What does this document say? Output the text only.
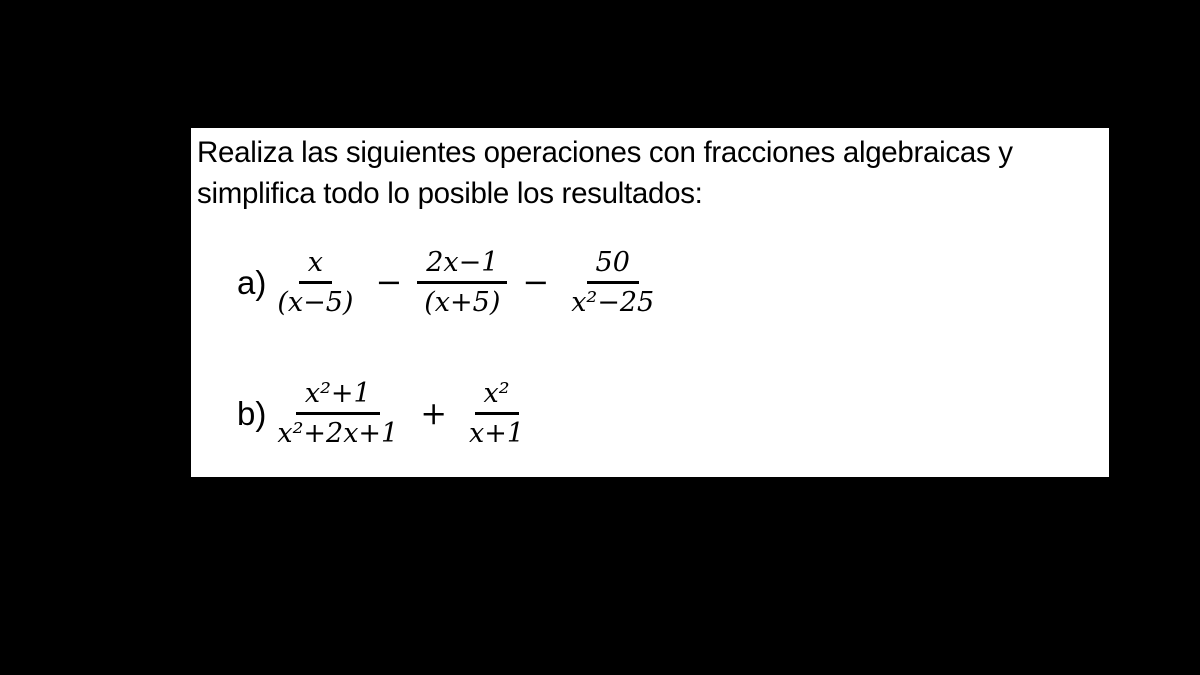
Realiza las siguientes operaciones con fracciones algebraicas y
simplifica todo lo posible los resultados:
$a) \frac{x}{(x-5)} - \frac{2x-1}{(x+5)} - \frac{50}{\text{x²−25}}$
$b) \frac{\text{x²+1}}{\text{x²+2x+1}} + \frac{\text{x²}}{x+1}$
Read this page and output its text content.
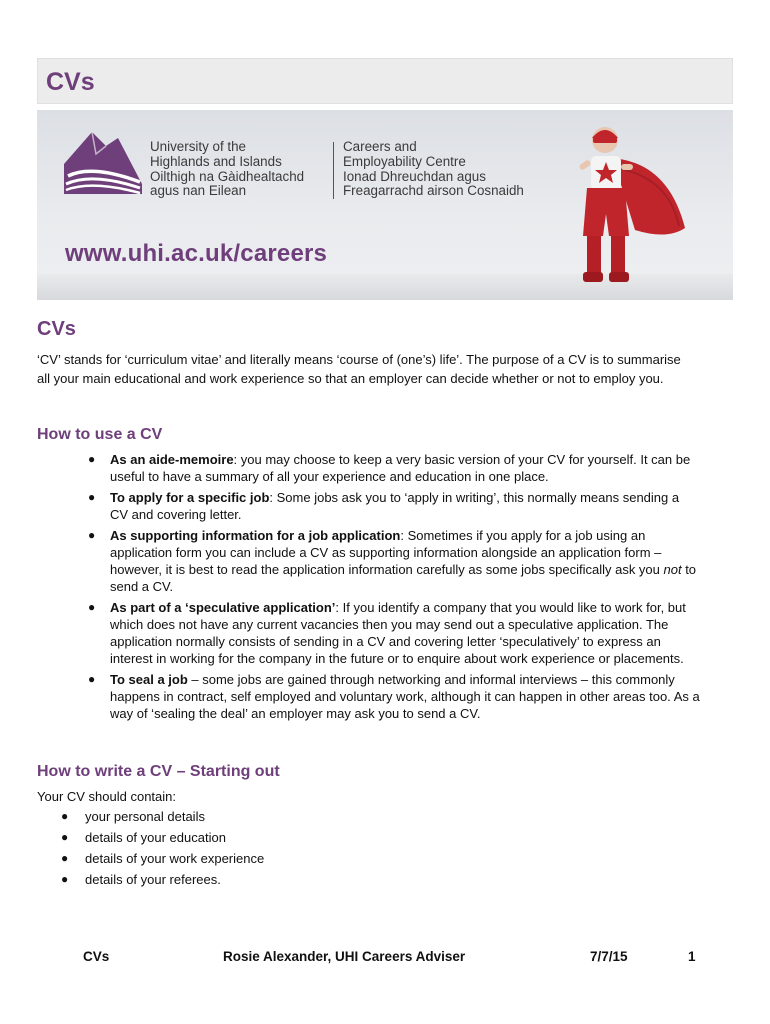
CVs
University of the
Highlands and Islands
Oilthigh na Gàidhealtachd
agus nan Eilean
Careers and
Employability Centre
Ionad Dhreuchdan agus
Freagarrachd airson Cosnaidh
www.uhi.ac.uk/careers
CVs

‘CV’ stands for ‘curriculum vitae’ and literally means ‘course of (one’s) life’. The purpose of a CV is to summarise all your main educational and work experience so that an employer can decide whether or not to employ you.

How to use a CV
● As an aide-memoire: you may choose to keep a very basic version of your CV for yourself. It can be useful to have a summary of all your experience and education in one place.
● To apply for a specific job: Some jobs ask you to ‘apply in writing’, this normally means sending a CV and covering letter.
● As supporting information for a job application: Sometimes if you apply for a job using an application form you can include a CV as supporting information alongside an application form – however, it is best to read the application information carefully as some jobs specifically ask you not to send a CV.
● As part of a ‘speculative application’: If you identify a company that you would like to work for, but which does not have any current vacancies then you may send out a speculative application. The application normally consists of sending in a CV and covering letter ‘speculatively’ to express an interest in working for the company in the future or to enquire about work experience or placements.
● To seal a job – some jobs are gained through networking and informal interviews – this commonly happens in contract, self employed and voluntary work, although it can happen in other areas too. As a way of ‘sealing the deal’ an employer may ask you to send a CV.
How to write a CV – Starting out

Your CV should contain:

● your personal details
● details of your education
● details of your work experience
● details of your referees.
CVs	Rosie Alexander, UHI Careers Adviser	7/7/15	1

### Written instruction
Write out the whole listing exactly, and drop the pictures.

### Result
What does this document say? Output the text only.
Realiza las siguientes operaciones con fracciones algebraicas y
simplifica todo lo posible los resultados:
$a) \frac{x}{(x-5)} - \frac{2x-1}{(x+5)} - \frac{50}{\text{x²−25}}$
$b) \frac{\text{x²+1}}{\text{x²+2x+1}} + \frac{\text{x²}}{x+1}$
Read this page and output its text content.
CVs
University of the
Highlands and Islands
Oilthigh na Gàidhealtachd
agus nan Eilean
Careers and
Employability Centre
Ionad Dhreuchdan agus
Freagarrachd airson Cosnaidh
www.uhi.ac.uk/careers
CVs

‘CV’ stands for ‘curriculum vitae’ and literally means ‘course of (one’s) life’. The purpose of a CV is to summarise all your main educational and work experience so that an employer can decide whether or not to employ you.

How to use a CV
● As an aide-memoire: you may choose to keep a very basic version of your CV for yourself. It can be useful to have a summary of all your experience and education in one place.
● To apply for a specific job: Some jobs ask you to ‘apply in writing’, this normally means sending a CV and covering letter.
● As supporting information for a job application: Sometimes if you apply for a job using an application form you can include a CV as supporting information alongside an application form – however, it is best to read the application information carefully as some jobs specifically ask you not to send a CV.
● As part of a ‘speculative application’: If you identify a company that you would like to work for, but which does not have any current vacancies then you may send out a speculative application. The application normally consists of sending in a CV and covering letter ‘speculatively’ to express an interest in working for the company in the future or to enquire about work experience or placements.
● To seal a job – some jobs are gained through networking and informal interviews – this commonly happens in contract, self employed and voluntary work, although it can happen in other areas too. As a way of ‘sealing the deal’ an employer may ask you to send a CV.
How to write a CV – Starting out

Your CV should contain:

● your personal details
● details of your education
● details of your work experience
● details of your referees.
CVs	Rosie Alexander, UHI Careers Adviser	7/7/15	1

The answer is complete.